(THE PROBLEM) Repeat all of the material below exactly as written, images excluded.

(Dataset records on visual material)

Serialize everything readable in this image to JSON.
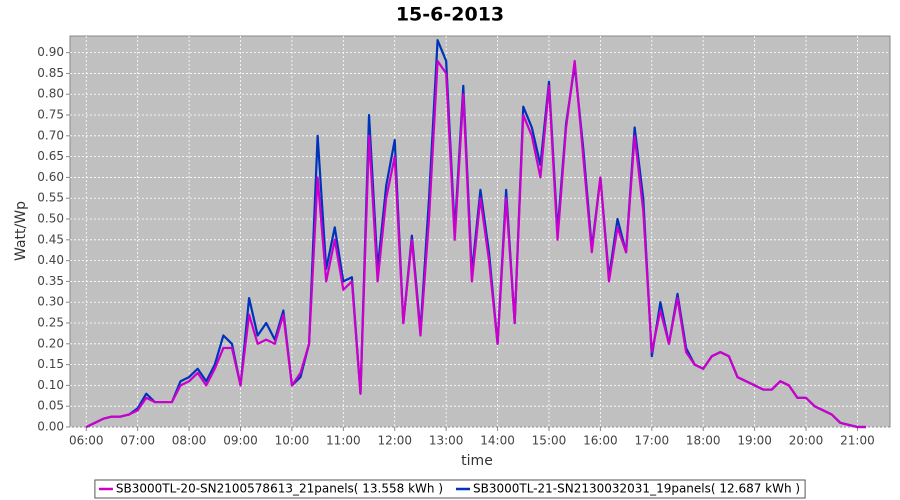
{
  "chart_data": {
    "type": "line",
    "title": "15-6-2013",
    "x_label": "time",
    "y_label": "Watt/Wp",
    "x": [
      "06:00",
      "06:10",
      "06:20",
      "06:30",
      "06:40",
      "06:50",
      "07:00",
      "07:10",
      "07:20",
      "07:30",
      "07:40",
      "07:50",
      "08:00",
      "08:10",
      "08:20",
      "08:30",
      "08:40",
      "08:50",
      "09:00",
      "09:10",
      "09:20",
      "09:30",
      "09:40",
      "09:50",
      "10:00",
      "10:10",
      "10:20",
      "10:30",
      "10:40",
      "10:50",
      "11:00",
      "11:10",
      "11:20",
      "11:30",
      "11:40",
      "11:50",
      "12:00",
      "12:10",
      "12:20",
      "12:30",
      "12:40",
      "12:50",
      "13:00",
      "13:10",
      "13:20",
      "13:30",
      "13:40",
      "13:50",
      "14:00",
      "14:10",
      "14:20",
      "14:30",
      "14:40",
      "14:50",
      "15:00",
      "15:10",
      "15:20",
      "15:30",
      "15:40",
      "15:50",
      "16:00",
      "16:10",
      "16:20",
      "16:30",
      "16:40",
      "16:50",
      "17:00",
      "17:10",
      "17:20",
      "17:30",
      "17:40",
      "17:50",
      "18:00",
      "18:10",
      "18:20",
      "18:30",
      "18:40",
      "18:50",
      "19:00",
      "19:10",
      "19:20",
      "19:30",
      "19:40",
      "19:50",
      "20:00",
      "20:10",
      "20:20",
      "20:30",
      "20:40",
      "20:50",
      "21:00",
      "21:10"
    ],
    "series": [
      {
        "name": "SB3000TL-20-SN2100578613_21panels( 13.558 kWh )",
        "color": "#cc00cc",
        "values": [
          0.0,
          0.01,
          0.02,
          0.025,
          0.025,
          0.03,
          0.04,
          0.07,
          0.06,
          0.06,
          0.06,
          0.1,
          0.11,
          0.13,
          0.1,
          0.14,
          0.19,
          0.19,
          0.1,
          0.27,
          0.2,
          0.21,
          0.2,
          0.27,
          0.1,
          0.13,
          0.2,
          0.6,
          0.35,
          0.45,
          0.33,
          0.35,
          0.08,
          0.7,
          0.35,
          0.55,
          0.65,
          0.25,
          0.45,
          0.22,
          0.5,
          0.88,
          0.85,
          0.45,
          0.8,
          0.35,
          0.55,
          0.4,
          0.2,
          0.55,
          0.25,
          0.75,
          0.7,
          0.6,
          0.82,
          0.45,
          0.72,
          0.88,
          0.65,
          0.42,
          0.6,
          0.35,
          0.48,
          0.42,
          0.7,
          0.52,
          0.18,
          0.28,
          0.2,
          0.31,
          0.18,
          0.15,
          0.14,
          0.17,
          0.18,
          0.17,
          0.12,
          0.11,
          0.1,
          0.09,
          0.09,
          0.11,
          0.1,
          0.07,
          0.07,
          0.05,
          0.04,
          0.03,
          0.01,
          0.005,
          0.0,
          0.0
        ]
      },
      {
        "name": "SB3000TL-21-SN2130032031_19panels( 12.687 kWh )",
        "color": "#0033bb",
        "values": [
          0.0,
          0.01,
          0.02,
          0.025,
          0.025,
          0.03,
          0.045,
          0.08,
          0.06,
          0.06,
          0.06,
          0.11,
          0.12,
          0.14,
          0.11,
          0.15,
          0.22,
          0.2,
          0.1,
          0.31,
          0.22,
          0.25,
          0.21,
          0.28,
          0.1,
          0.12,
          0.2,
          0.7,
          0.38,
          0.48,
          0.35,
          0.36,
          0.08,
          0.75,
          0.38,
          0.58,
          0.69,
          0.25,
          0.46,
          0.23,
          0.55,
          0.93,
          0.88,
          0.47,
          0.82,
          0.37,
          0.57,
          0.42,
          0.2,
          0.57,
          0.25,
          0.77,
          0.72,
          0.63,
          0.83,
          0.47,
          0.73,
          0.87,
          0.67,
          0.43,
          0.6,
          0.36,
          0.5,
          0.42,
          0.72,
          0.55,
          0.17,
          0.3,
          0.2,
          0.32,
          0.19,
          0.15,
          0.14,
          0.17,
          0.18,
          0.17,
          0.12,
          0.11,
          0.1,
          0.09,
          0.09,
          0.11,
          0.1,
          0.07,
          0.07,
          0.05,
          0.04,
          0.03,
          0.01,
          0.005,
          0.0,
          0.0
        ]
      }
    ],
    "xlim": [
      "05:41",
      "21:38"
    ],
    "xticks": [
      "06:00",
      "07:00",
      "08:00",
      "09:00",
      "10:00",
      "11:00",
      "12:00",
      "13:00",
      "14:00",
      "15:00",
      "16:00",
      "17:00",
      "18:00",
      "19:00",
      "20:00",
      "21:00"
    ],
    "ylim": [
      0,
      0.94
    ],
    "yticks": [
      {
        "value": 0,
        "label": "0.00"
      },
      {
        "value": 0.05,
        "label": "0.05"
      },
      {
        "value": 0.1,
        "label": "0.10"
      },
      {
        "value": 0.15,
        "label": "0.15"
      },
      {
        "value": 0.2,
        "label": "0.20"
      },
      {
        "value": 0.25,
        "label": "0.25"
      },
      {
        "value": 0.3,
        "label": "0.30"
      },
      {
        "value": 0.35,
        "label": "0.35"
      },
      {
        "value": 0.4,
        "label": "0.40"
      },
      {
        "value": 0.45,
        "label": "0.45"
      },
      {
        "value": 0.5,
        "label": "0.50"
      },
      {
        "value": 0.55,
        "label": "0.55"
      },
      {
        "value": 0.6,
        "label": "0.60"
      },
      {
        "value": 0.65,
        "label": "0.65"
      },
      {
        "value": 0.7,
        "label": "0.70"
      },
      {
        "value": 0.75,
        "label": "0.75"
      },
      {
        "value": 0.8,
        "label": "0.80"
      },
      {
        "value": 0.85,
        "label": "0.85"
      },
      {
        "value": 0.9,
        "label": "0.90"
      }
    ],
    "grid": true,
    "legend": "bottom"
  }
}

(RESULT OF THIS EXERCISE)
Serialize everything readable in this image to JSON.
{
  "chart_data": {
    "type": "line",
    "title": "15-6-2013",
    "x_label": "time",
    "y_label": "Watt/Wp",
    "x": [
      "06:00",
      "06:10",
      "06:20",
      "06:30",
      "06:40",
      "06:50",
      "07:00",
      "07:10",
      "07:20",
      "07:30",
      "07:40",
      "07:50",
      "08:00",
      "08:10",
      "08:20",
      "08:30",
      "08:40",
      "08:50",
      "09:00",
      "09:10",
      "09:20",
      "09:30",
      "09:40",
      "09:50",
      "10:00",
      "10:10",
      "10:20",
      "10:30",
      "10:40",
      "10:50",
      "11:00",
      "11:10",
      "11:20",
      "11:30",
      "11:40",
      "11:50",
      "12:00",
      "12:10",
      "12:20",
      "12:30",
      "12:40",
      "12:50",
      "13:00",
      "13:10",
      "13:20",
      "13:30",
      "13:40",
      "13:50",
      "14:00",
      "14:10",
      "14:20",
      "14:30",
      "14:40",
      "14:50",
      "15:00",
      "15:10",
      "15:20",
      "15:30",
      "15:40",
      "15:50",
      "16:00",
      "16:10",
      "16:20",
      "16:30",
      "16:40",
      "16:50",
      "17:00",
      "17:10",
      "17:20",
      "17:30",
      "17:40",
      "17:50",
      "18:00",
      "18:10",
      "18:20",
      "18:30",
      "18:40",
      "18:50",
      "19:00",
      "19:10",
      "19:20",
      "19:30",
      "19:40",
      "19:50",
      "20:00",
      "20:10",
      "20:20",
      "20:30",
      "20:40",
      "20:50",
      "21:00",
      "21:10"
    ],
    "series": [
      {
        "name": "SB3000TL-20-SN2100578613_21panels( 13.558 kWh )",
        "color": "#cc00cc",
        "values": [
          0.0,
          0.01,
          0.02,
          0.025,
          0.025,
          0.03,
          0.04,
          0.07,
          0.06,
          0.06,
          0.06,
          0.1,
          0.11,
          0.13,
          0.1,
          0.14,
          0.19,
          0.19,
          0.1,
          0.27,
          0.2,
          0.21,
          0.2,
          0.27,
          0.1,
          0.13,
          0.2,
          0.6,
          0.35,
          0.45,
          0.33,
          0.35,
          0.08,
          0.7,
          0.35,
          0.55,
          0.65,
          0.25,
          0.45,
          0.22,
          0.5,
          0.88,
          0.85,
          0.45,
          0.8,
          0.35,
          0.55,
          0.4,
          0.2,
          0.55,
          0.25,
          0.75,
          0.7,
          0.6,
          0.82,
          0.45,
          0.72,
          0.88,
          0.65,
          0.42,
          0.6,
          0.35,
          0.48,
          0.42,
          0.7,
          0.52,
          0.18,
          0.28,
          0.2,
          0.31,
          0.18,
          0.15,
          0.14,
          0.17,
          0.18,
          0.17,
          0.12,
          0.11,
          0.1,
          0.09,
          0.09,
          0.11,
          0.1,
          0.07,
          0.07,
          0.05,
          0.04,
          0.03,
          0.01,
          0.005,
          0.0,
          0.0
        ]
      },
      {
        "name": "SB3000TL-21-SN2130032031_19panels( 12.687 kWh )",
        "color": "#0033bb",
        "values": [
          0.0,
          0.01,
          0.02,
          0.025,
          0.025,
          0.03,
          0.045,
          0.08,
          0.06,
          0.06,
          0.06,
          0.11,
          0.12,
          0.14,
          0.11,
          0.15,
          0.22,
          0.2,
          0.1,
          0.31,
          0.22,
          0.25,
          0.21,
          0.28,
          0.1,
          0.12,
          0.2,
          0.7,
          0.38,
          0.48,
          0.35,
          0.36,
          0.08,
          0.75,
          0.38,
          0.58,
          0.69,
          0.25,
          0.46,
          0.23,
          0.55,
          0.93,
          0.88,
          0.47,
          0.82,
          0.37,
          0.57,
          0.42,
          0.2,
          0.57,
          0.25,
          0.77,
          0.72,
          0.63,
          0.83,
          0.47,
          0.73,
          0.87,
          0.67,
          0.43,
          0.6,
          0.36,
          0.5,
          0.42,
          0.72,
          0.55,
          0.17,
          0.3,
          0.2,
          0.32,
          0.19,
          0.15,
          0.14,
          0.17,
          0.18,
          0.17,
          0.12,
          0.11,
          0.1,
          0.09,
          0.09,
          0.11,
          0.1,
          0.07,
          0.07,
          0.05,
          0.04,
          0.03,
          0.01,
          0.005,
          0.0,
          0.0
        ]
      }
    ],
    "xlim": [
      "05:41",
      "21:38"
    ],
    "xticks": [
      "06:00",
      "07:00",
      "08:00",
      "09:00",
      "10:00",
      "11:00",
      "12:00",
      "13:00",
      "14:00",
      "15:00",
      "16:00",
      "17:00",
      "18:00",
      "19:00",
      "20:00",
      "21:00"
    ],
    "ylim": [
      0,
      0.94
    ],
    "yticks": [
      {
        "value": 0,
        "label": "0.00"
      },
      {
        "value": 0.05,
        "label": "0.05"
      },
      {
        "value": 0.1,
        "label": "0.10"
      },
      {
        "value": 0.15,
        "label": "0.15"
      },
      {
        "value": 0.2,
        "label": "0.20"
      },
      {
        "value": 0.25,
        "label": "0.25"
      },
      {
        "value": 0.3,
        "label": "0.30"
      },
      {
        "value": 0.35,
        "label": "0.35"
      },
      {
        "value": 0.4,
        "label": "0.40"
      },
      {
        "value": 0.45,
        "label": "0.45"
      },
      {
        "value": 0.5,
        "label": "0.50"
      },
      {
        "value": 0.55,
        "label": "0.55"
      },
      {
        "value": 0.6,
        "label": "0.60"
      },
      {
        "value": 0.65,
        "label": "0.65"
      },
      {
        "value": 0.7,
        "label": "0.70"
      },
      {
        "value": 0.75,
        "label": "0.75"
      },
      {
        "value": 0.8,
        "label": "0.80"
      },
      {
        "value": 0.85,
        "label": "0.85"
      },
      {
        "value": 0.9,
        "label": "0.90"
      }
    ],
    "grid": true,
    "legend": "bottom"
  }
}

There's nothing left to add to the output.